**Stated task**
With the images removed, repeat the data below exactly.

(Data records)

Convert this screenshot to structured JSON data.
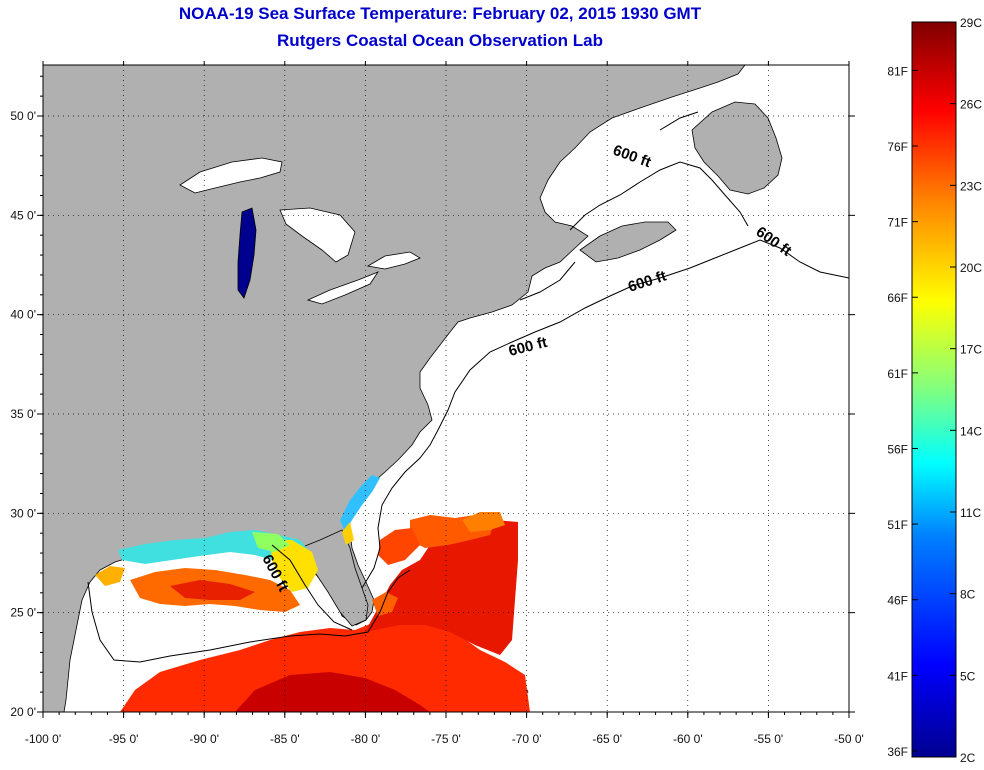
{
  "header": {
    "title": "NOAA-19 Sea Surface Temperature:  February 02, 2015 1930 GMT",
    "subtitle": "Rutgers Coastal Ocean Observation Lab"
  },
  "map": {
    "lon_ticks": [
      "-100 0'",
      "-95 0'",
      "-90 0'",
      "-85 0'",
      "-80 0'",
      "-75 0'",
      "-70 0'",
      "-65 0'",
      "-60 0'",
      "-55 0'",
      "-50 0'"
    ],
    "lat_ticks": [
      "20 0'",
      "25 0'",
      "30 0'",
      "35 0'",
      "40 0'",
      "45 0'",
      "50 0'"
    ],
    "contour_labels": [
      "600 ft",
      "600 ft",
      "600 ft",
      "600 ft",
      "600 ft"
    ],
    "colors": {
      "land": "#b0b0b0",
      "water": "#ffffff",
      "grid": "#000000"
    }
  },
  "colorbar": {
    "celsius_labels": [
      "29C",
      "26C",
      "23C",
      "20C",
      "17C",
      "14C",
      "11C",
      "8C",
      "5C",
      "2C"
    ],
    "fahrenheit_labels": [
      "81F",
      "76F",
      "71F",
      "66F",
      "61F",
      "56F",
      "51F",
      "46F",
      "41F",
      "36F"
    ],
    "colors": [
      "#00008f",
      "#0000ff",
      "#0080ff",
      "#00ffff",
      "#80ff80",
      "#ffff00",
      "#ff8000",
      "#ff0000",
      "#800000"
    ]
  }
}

**Expected answer**
Convert this screenshot to structured JSON data.
{
  "header": {
    "title": "NOAA-19 Sea Surface Temperature:  February 02, 2015 1930 GMT",
    "subtitle": "Rutgers Coastal Ocean Observation Lab"
  },
  "map": {
    "lon_ticks": [
      "-100 0'",
      "-95 0'",
      "-90 0'",
      "-85 0'",
      "-80 0'",
      "-75 0'",
      "-70 0'",
      "-65 0'",
      "-60 0'",
      "-55 0'",
      "-50 0'"
    ],
    "lat_ticks": [
      "20 0'",
      "25 0'",
      "30 0'",
      "35 0'",
      "40 0'",
      "45 0'",
      "50 0'"
    ],
    "contour_labels": [
      "600 ft",
      "600 ft",
      "600 ft",
      "600 ft",
      "600 ft"
    ],
    "colors": {
      "land": "#b0b0b0",
      "water": "#ffffff",
      "grid": "#000000"
    }
  },
  "colorbar": {
    "celsius_labels": [
      "29C",
      "26C",
      "23C",
      "20C",
      "17C",
      "14C",
      "11C",
      "8C",
      "5C",
      "2C"
    ],
    "fahrenheit_labels": [
      "81F",
      "76F",
      "71F",
      "66F",
      "61F",
      "56F",
      "51F",
      "46F",
      "41F",
      "36F"
    ],
    "colors": [
      "#00008f",
      "#0000ff",
      "#0080ff",
      "#00ffff",
      "#80ff80",
      "#ffff00",
      "#ff8000",
      "#ff0000",
      "#800000"
    ]
  }
}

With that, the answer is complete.